** begin **
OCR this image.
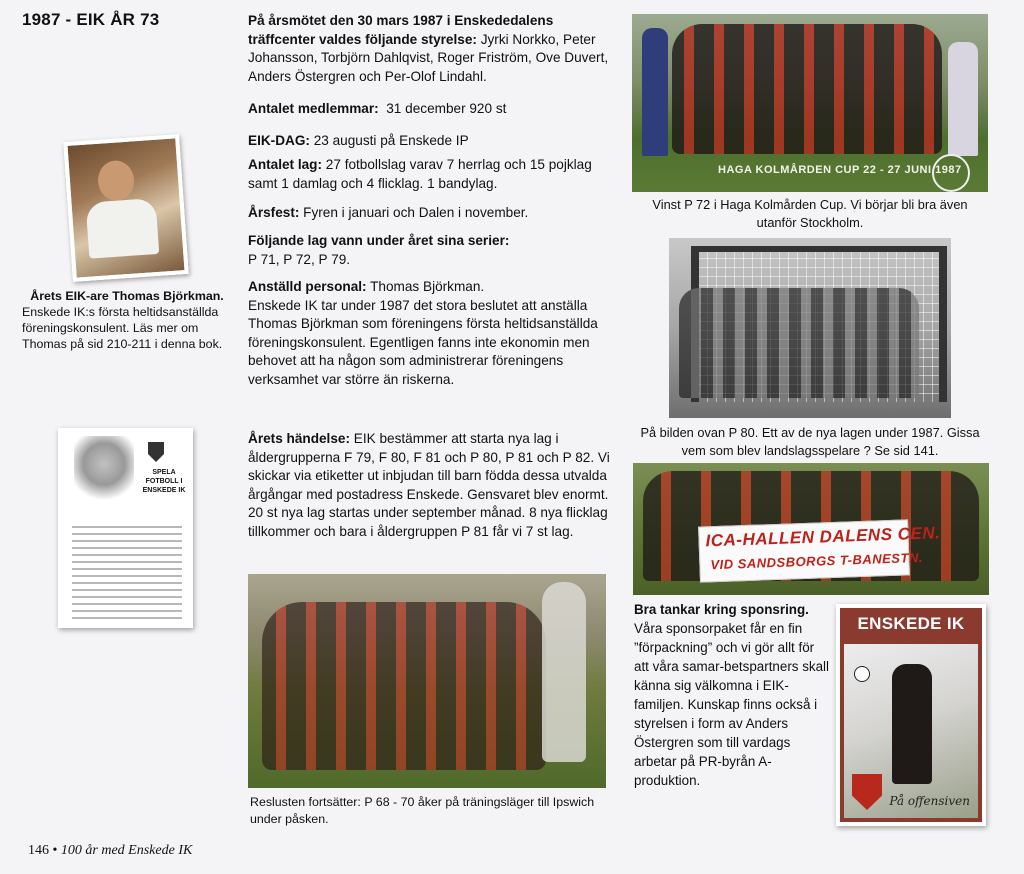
1987 - EIK ÅR 73
Årets EIK-are Thomas Björkman.
Enskede IK:s första heltidsanställda föreningskonsulent. Läs mer om Thomas på sid 210-211 i denna bok.
SPELA FOTBOLL I ENSKEDE IK
På årsmötet den 30 mars 1987 i Enskededalens träffcenter valdes följande styrelse: Jyrki Norkko, Peter Johansson, Torbjörn Dahlqvist, Roger Friström, Ove Duvert, Anders Östergren och Per-Olof Lindahl.
Antalet medlemmar: 31 december 920 st
EIK-DAG: 23 augusti på Enskede IP
Antalet lag: 27 fotbollslag varav 7 herrlag och 15 pojklag samt 1 damlag och 4 flicklag. 1 bandylag.
Årsfest: Fyren i januari och Dalen i november.
Följande lag vann under året sina serier:
P 71, P 72, P 79.
Anställd personal: Thomas Björkman.
Enskede IK tar under 1987 det stora beslutet att anställa Thomas Björkman som föreningens första heltidsanställda föreningskonsulent. Egentligen fanns inte ekonomin men behovet att ha någon som administrerar föreningens verksamhet var större än riskerna.
Årets händelse: EIK bestämmer att starta nya lag i åldergrupperna F 79, F 80, F 81 och P 80, P 81 och P 82. Vi skickar via etiketter ut inbjudan till barn födda dessa utvalda årgångar med postadress Enskede. Gensvaret blev enormt. 20 st nya lag startas under september månad. 8 nya flicklag tillkommer och bara i åldergruppen P 81 får vi 7 st lag.
Reslusten fortsätter: P 68 - 70 åker på träningsläger till Ipswich under påsken.
HAGA KOLMÅRDEN CUP 22 - 27 JUNI 1987
Vinst P 72 i Haga Kolmården Cup. Vi börjar bli bra även utanför Stockholm.
På bilden ovan P 80. Ett av de nya lagen under 1987. Gissa vem som blev landslagsspelare ? Se sid 141.
ICA-HALLEN DALENS CEN.
VID SANDSBORGS T-BANESTN.
Bra tankar kring sponsring.
Våra sponsorpaket får en fin ”förpackning” och vi gör allt för att våra samar-betspartners skall känna sig välkomna i EIK-familjen. Kunskap finns också i styrelsen i form av Anders Östergren som till vardags arbetar på PR-byrån A-produktion.
ENSKEDE IK
På offensiven
146 • 100 år med Enskede IK
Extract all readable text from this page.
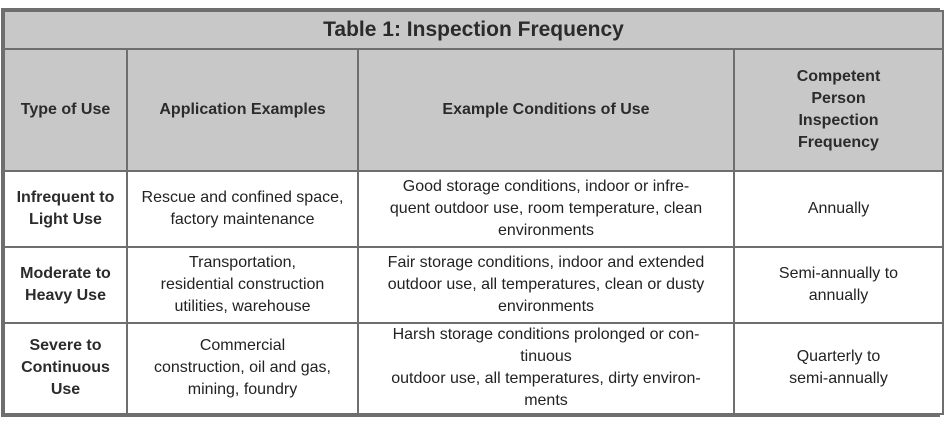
Table 1: Inspection Frequency			

Type of Use	Application Examples	Example Conditions of Use	Competent
Person
Inspection
Frequency

Infrequent to
Light Use	Rescue and confined space,
factory maintenance	Good storage conditions, indoor or infre-
quent outdoor use, room temperature, clean
environments	Annually

Moderate to
Heavy Use	Transportation,
residential construction
utilities, warehouse	Fair storage conditions, indoor and extended
outdoor use, all temperatures, clean or dusty
environments	Semi-annually to
annually

Severe to
Continuous
Use	Commercial
construction, oil and gas,
mining, foundry	Harsh storage conditions prolonged or con-
tinuous
outdoor use, all temperatures, dirty environ-
ments	Quarterly to
semi-annually
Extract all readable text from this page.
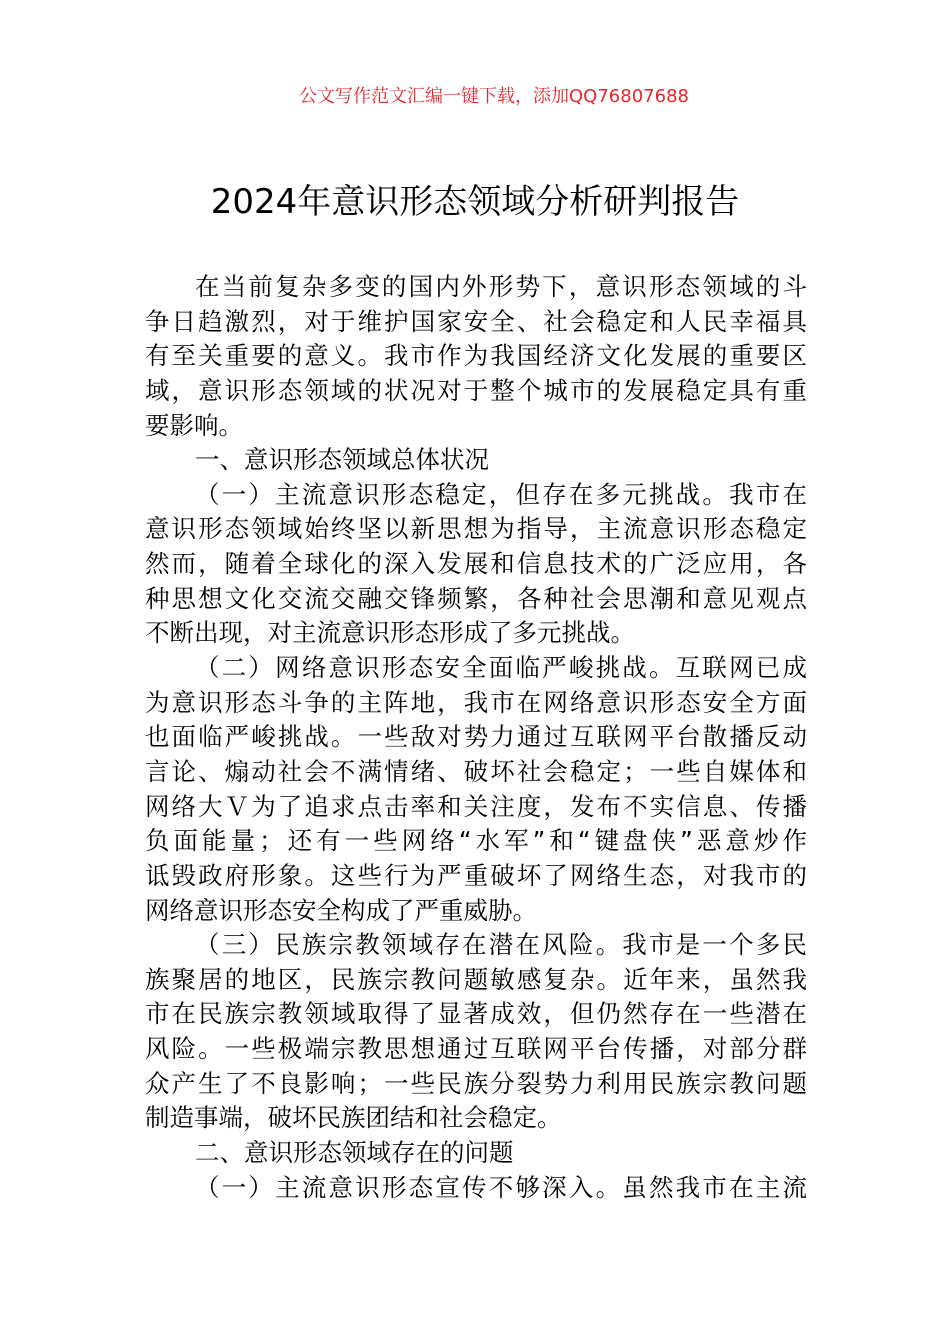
公文写作范文汇编一键下载，添加QQ76807688
2024年意识形态领域分析研判报告
在当前复杂多变的国内外形势下，意识形态领域的斗
争日趋激烈，对于维护国家安全、社会稳定和人民幸福具
有至关重要的意义。我市作为我国经济文化发展的重要区
域，意识形态领域的状况对于整个城市的发展稳定具有重
要影响。
一、意识形态领域总体状况
（一）主流意识形态稳定，但存在多元挑战。我市在
意识形态领域始终坚以新思想为指导，主流意识形态稳定
然而，随着全球化的深入发展和信息技术的广泛应用，各
种思想文化交流交融交锋频繁，各种社会思潮和意见观点
不断出现，对主流意识形态形成了多元挑战。
（二）网络意识形态安全面临严峻挑战。互联网已成
为意识形态斗争的主阵地，我市在网络意识形态安全方面
也面临严峻挑战。一些敌对势力通过互联网平台散播反动
言论、煽动社会不满情绪、破坏社会稳定；一些自媒体和
网络大Ｖ为了追求点击率和关注度，发布不实信息、传播
负面能量；还有一些网络“水军”和“键盘侠”恶意炒作
诋毁政府形象。这些行为严重破坏了网络生态，对我市的
网络意识形态安全构成了严重威胁。
（三）民族宗教领域存在潜在风险。我市是一个多民
族聚居的地区，民族宗教问题敏感复杂。近年来，虽然我
市在民族宗教领域取得了显著成效，但仍然存在一些潜在
风险。一些极端宗教思想通过互联网平台传播，对部分群
众产生了不良影响；一些民族分裂势力利用民族宗教问题
制造事端，破坏民族团结和社会稳定。
二、意识形态领域存在的问题
（一）主流意识形态宣传不够深入。虽然我市在主流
** end **
◆ Exercise
Which lines contain "Östergren"? Show each of them.

◆ Answer to the problem
På årsmötet den 30 mars 1987 i Enskededalens träffcenter valdes följande styrelse: Jyrki Norkko, Peter Johansson, Torbjörn Dahlqvist, Roger Friström, Ove Duvert, Anders Östergren och Per-Olof Lindahl.
Våra sponsorpaket får en fin ”förpackning” och vi gör allt för att våra samar-betspartners skall känna sig välkomna i EIK-familjen. Kunskap finns också i styrelsen i form av Anders Östergren som till vardags arbetar på PR-byrån A-produktion.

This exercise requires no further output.